Your answer is a single number: the count of lines that contain the string "결정화유리의".

══ Given data ══

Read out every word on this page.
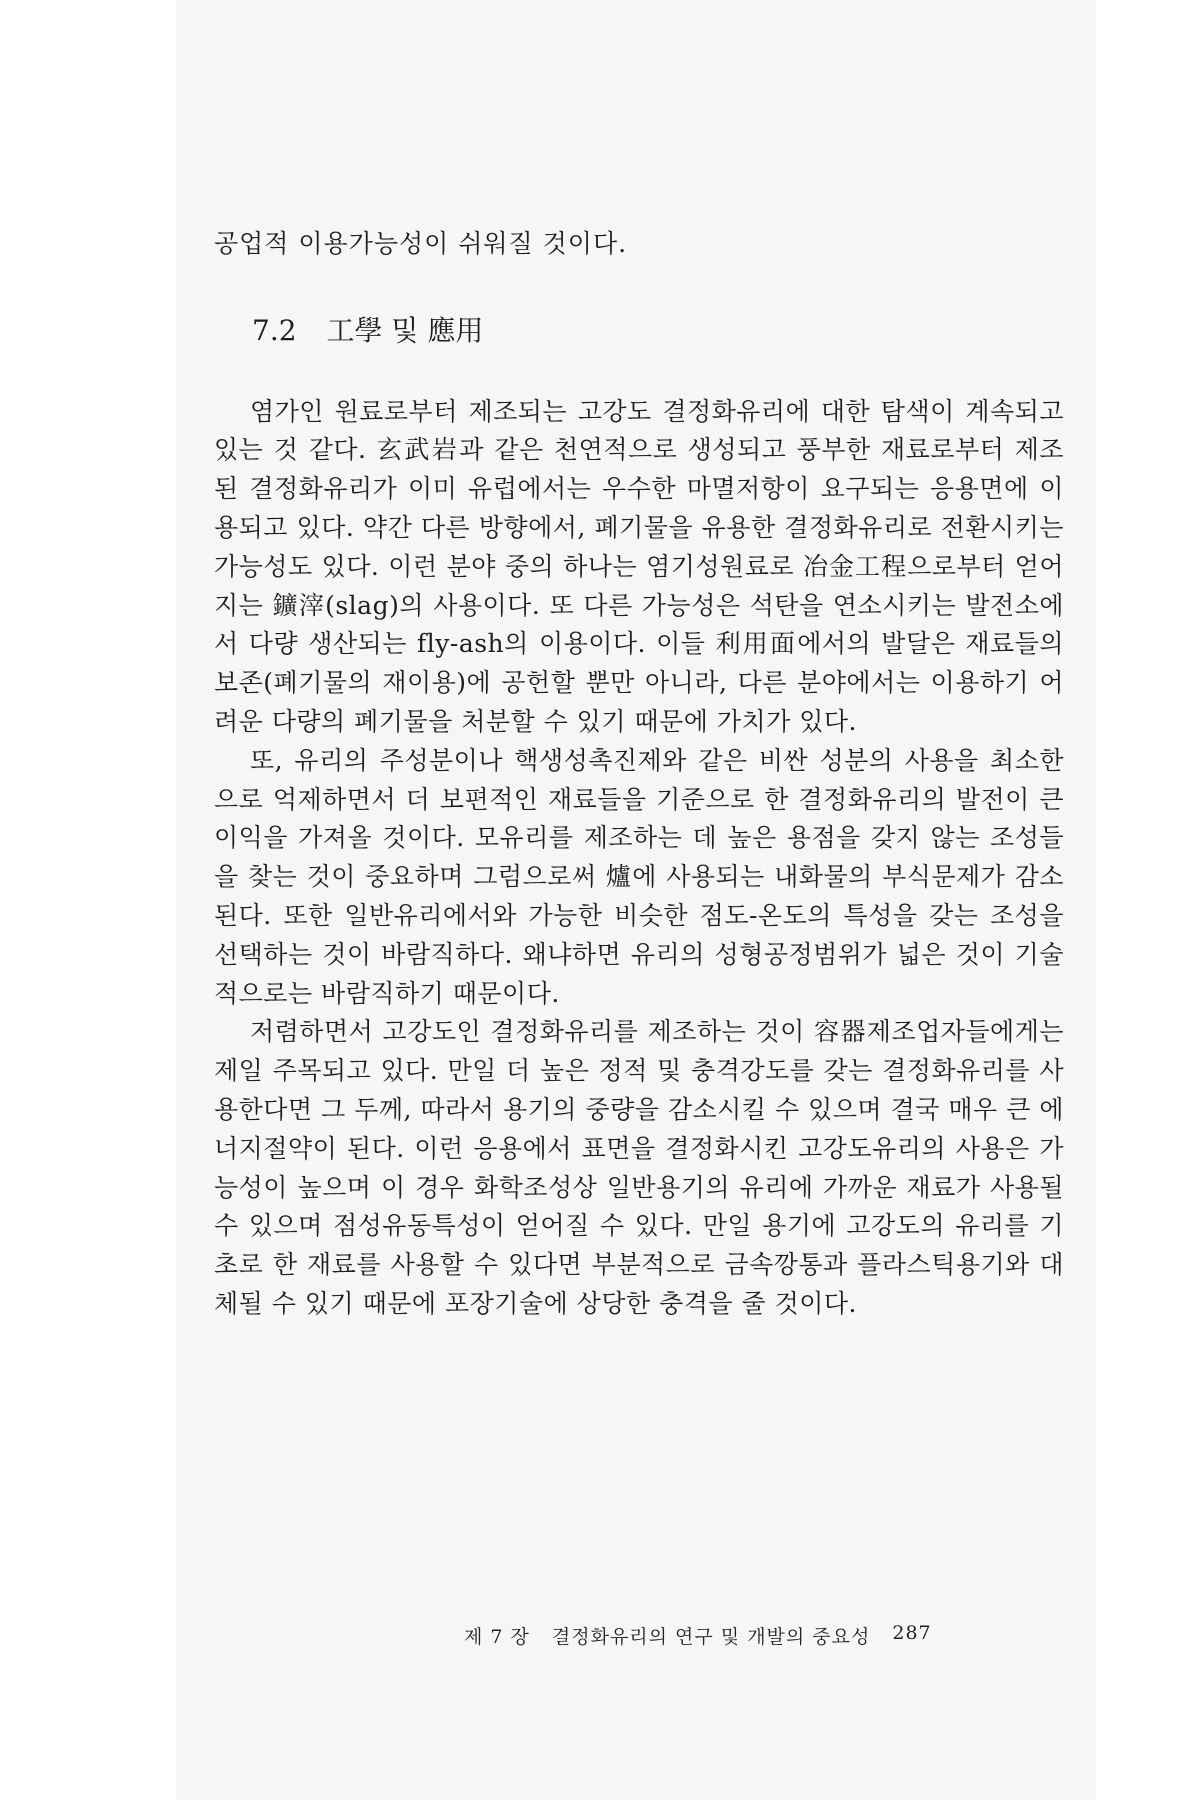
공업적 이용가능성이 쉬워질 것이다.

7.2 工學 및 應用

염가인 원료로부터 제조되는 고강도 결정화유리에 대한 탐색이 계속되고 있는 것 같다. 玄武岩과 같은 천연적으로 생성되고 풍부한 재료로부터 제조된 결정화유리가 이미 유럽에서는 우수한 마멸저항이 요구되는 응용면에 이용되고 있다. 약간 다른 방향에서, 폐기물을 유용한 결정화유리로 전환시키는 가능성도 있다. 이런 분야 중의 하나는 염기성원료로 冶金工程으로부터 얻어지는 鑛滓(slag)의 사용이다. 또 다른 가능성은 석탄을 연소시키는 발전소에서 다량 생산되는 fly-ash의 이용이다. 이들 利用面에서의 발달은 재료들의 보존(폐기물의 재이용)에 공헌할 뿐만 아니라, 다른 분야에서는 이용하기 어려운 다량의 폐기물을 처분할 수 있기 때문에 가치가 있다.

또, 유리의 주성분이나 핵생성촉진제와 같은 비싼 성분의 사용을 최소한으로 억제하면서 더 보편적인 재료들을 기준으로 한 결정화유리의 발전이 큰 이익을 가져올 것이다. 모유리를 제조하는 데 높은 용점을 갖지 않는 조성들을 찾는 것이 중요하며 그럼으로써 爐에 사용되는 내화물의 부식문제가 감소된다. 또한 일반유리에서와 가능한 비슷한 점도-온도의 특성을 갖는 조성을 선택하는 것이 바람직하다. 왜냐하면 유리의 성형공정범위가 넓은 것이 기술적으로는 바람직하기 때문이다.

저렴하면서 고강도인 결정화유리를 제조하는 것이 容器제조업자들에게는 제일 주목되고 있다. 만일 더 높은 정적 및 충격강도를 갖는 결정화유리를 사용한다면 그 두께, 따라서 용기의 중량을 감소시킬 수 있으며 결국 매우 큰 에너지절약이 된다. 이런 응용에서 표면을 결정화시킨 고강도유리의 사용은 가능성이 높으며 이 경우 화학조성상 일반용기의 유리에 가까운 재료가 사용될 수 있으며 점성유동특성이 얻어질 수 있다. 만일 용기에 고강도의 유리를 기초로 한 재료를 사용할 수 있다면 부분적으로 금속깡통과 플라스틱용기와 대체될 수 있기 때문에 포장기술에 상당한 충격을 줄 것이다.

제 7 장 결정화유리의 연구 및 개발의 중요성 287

═══

*Task answer*
2